Short exercise – Copy out again, without any change, every line from the one containing "Patent image size: (969, 676)." down to the one containing "The external electrode 30 is at (548, 238).", including both of those lines.

:::::

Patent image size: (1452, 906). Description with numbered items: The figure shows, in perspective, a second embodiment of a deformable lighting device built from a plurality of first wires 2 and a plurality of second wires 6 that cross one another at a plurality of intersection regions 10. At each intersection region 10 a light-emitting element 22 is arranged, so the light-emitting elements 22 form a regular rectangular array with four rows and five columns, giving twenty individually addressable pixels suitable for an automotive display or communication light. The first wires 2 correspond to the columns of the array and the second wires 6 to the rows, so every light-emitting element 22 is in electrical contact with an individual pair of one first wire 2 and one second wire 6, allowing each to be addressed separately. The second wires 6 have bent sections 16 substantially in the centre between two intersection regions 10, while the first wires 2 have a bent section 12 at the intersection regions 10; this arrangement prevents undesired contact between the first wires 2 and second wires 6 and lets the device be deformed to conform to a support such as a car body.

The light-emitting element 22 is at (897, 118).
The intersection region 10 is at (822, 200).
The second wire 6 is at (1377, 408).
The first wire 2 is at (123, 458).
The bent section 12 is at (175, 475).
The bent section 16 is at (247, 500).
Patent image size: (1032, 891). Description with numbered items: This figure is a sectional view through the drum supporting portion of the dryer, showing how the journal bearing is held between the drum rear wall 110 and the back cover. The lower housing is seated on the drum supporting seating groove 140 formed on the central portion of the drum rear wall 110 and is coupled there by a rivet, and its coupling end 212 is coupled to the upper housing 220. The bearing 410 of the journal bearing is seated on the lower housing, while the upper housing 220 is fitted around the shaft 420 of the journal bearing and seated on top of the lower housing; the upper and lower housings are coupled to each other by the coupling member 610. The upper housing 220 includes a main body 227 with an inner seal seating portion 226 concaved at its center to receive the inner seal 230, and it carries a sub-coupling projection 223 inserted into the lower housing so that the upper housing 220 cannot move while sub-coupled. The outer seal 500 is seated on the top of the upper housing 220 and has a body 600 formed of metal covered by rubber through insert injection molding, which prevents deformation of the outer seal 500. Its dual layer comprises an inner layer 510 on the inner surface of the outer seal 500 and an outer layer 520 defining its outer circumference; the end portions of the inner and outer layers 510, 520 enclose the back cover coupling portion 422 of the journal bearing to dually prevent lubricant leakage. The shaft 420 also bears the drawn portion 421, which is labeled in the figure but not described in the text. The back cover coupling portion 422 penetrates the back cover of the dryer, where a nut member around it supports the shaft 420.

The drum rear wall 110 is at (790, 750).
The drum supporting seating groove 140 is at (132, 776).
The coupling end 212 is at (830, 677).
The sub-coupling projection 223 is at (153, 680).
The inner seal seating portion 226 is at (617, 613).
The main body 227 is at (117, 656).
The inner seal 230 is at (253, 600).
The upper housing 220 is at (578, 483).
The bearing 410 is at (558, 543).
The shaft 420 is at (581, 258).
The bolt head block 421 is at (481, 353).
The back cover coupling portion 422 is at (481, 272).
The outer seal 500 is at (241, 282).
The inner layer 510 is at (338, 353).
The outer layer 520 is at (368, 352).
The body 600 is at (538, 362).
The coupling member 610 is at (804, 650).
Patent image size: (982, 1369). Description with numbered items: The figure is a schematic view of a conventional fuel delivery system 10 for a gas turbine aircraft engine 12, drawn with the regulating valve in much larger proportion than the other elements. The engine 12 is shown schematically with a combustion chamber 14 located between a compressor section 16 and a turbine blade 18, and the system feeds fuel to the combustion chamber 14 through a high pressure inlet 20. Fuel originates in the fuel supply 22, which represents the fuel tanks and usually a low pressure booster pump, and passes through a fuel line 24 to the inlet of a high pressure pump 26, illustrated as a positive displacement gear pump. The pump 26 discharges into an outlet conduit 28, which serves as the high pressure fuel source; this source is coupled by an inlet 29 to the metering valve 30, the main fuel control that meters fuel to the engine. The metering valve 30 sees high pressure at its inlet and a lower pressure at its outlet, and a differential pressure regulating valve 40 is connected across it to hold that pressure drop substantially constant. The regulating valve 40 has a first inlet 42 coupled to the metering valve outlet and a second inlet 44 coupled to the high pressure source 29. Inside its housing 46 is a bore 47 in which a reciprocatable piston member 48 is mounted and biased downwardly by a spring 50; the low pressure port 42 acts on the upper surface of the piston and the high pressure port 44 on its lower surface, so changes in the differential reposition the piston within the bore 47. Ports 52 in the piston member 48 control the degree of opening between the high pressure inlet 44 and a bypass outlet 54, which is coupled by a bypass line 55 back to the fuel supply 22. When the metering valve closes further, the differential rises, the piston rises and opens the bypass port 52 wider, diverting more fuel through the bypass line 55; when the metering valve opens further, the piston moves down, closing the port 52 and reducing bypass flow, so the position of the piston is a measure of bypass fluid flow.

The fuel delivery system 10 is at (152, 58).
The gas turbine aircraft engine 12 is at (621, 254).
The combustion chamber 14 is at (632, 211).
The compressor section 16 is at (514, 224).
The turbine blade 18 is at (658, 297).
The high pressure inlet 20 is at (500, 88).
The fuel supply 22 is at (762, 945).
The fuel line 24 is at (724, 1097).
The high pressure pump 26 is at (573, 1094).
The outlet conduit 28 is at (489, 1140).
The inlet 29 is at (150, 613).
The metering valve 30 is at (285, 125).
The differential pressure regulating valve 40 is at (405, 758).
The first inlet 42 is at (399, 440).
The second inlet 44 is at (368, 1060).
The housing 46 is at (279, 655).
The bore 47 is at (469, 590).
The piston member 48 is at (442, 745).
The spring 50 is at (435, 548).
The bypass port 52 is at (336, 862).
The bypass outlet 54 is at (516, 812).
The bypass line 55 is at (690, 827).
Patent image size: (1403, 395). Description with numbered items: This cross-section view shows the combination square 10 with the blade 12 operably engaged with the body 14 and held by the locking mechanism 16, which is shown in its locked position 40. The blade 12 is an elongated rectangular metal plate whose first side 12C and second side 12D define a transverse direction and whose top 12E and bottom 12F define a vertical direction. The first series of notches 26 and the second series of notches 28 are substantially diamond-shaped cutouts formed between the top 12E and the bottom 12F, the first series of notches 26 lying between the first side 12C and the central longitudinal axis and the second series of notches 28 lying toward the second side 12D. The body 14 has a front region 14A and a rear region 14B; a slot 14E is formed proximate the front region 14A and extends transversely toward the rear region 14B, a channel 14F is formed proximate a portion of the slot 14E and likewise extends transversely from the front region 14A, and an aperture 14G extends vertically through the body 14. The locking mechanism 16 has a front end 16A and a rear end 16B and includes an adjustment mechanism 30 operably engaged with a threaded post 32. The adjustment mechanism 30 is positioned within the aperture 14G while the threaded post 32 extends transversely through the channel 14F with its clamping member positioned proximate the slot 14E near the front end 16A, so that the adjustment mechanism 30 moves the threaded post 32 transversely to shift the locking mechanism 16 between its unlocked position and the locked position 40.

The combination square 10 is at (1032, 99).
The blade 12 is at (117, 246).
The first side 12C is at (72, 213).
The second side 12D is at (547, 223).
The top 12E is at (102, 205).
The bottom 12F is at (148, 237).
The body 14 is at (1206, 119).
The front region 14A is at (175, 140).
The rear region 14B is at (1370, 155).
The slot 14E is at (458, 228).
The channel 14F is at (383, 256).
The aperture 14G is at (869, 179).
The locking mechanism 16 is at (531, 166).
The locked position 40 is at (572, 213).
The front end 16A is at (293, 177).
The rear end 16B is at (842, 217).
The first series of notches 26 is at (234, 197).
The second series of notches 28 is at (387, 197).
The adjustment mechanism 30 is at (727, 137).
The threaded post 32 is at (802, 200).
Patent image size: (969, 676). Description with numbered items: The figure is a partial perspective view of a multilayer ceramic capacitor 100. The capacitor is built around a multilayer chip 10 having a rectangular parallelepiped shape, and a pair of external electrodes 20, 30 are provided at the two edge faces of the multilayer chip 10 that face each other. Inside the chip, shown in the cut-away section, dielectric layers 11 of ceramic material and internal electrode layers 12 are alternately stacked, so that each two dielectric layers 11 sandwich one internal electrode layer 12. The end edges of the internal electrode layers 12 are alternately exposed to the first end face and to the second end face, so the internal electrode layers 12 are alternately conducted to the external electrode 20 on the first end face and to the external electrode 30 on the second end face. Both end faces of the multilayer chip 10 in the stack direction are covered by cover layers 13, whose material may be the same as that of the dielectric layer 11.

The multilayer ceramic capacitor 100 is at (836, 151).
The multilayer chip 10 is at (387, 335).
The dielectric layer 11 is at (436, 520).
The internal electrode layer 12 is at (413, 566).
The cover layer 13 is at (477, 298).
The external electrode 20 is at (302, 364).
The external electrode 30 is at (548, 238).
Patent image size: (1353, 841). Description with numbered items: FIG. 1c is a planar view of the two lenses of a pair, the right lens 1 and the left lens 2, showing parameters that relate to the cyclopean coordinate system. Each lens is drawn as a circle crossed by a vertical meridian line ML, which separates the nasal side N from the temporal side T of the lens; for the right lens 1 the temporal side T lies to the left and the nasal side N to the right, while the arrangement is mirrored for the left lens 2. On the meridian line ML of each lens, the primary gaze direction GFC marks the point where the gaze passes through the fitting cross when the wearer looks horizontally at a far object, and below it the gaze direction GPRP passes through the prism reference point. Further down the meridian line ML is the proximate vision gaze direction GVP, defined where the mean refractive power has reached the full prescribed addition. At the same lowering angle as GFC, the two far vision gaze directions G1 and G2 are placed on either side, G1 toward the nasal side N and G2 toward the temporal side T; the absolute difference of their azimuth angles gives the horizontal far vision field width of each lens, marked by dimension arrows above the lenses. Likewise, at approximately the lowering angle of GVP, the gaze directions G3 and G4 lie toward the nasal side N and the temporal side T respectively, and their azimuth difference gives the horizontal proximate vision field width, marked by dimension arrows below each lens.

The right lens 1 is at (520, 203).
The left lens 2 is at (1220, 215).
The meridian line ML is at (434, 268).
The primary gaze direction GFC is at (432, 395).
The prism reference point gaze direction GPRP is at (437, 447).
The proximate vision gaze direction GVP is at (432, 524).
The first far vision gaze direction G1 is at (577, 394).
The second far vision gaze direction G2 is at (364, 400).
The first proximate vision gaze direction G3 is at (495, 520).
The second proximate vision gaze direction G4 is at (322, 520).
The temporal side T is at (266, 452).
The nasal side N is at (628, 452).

:::::

Task answer –
Patent image size: (969, 676). Description with numbered items: The figure is a partial perspective view of a multilayer ceramic capacitor 100. The capacitor is built around a multilayer chip 10 having a rectangular parallelepiped shape, and a pair of external electrodes 20, 30 are provided at the two edge faces of the multilayer chip 10 that face each other. Inside the chip, shown in the cut-away section, dielectric layers 11 of ceramic material and internal electrode layers 12 are alternately stacked, so that each two dielectric layers 11 sandwich one internal electrode layer 12. The end edges of the internal electrode layers 12 are alternately exposed to the first end face and to the second end face, so the internal electrode layers 12 are alternately conducted to the external electrode 20 on the first end face and to the external electrode 30 on the second end face. Both end faces of the multilayer chip 10 in the stack direction are covered by cover layers 13, whose material may be the same as that of the dielectric layer 11.

The multilayer ceramic capacitor 100 is at (836, 151).
The multilayer chip 10 is at (387, 335).
The dielectric layer 11 is at (436, 520).
The internal electrode layer 12 is at (413, 566).
The cover layer 13 is at (477, 298).
The external electrode 20 is at (302, 364).
The external electrode 30 is at (548, 238).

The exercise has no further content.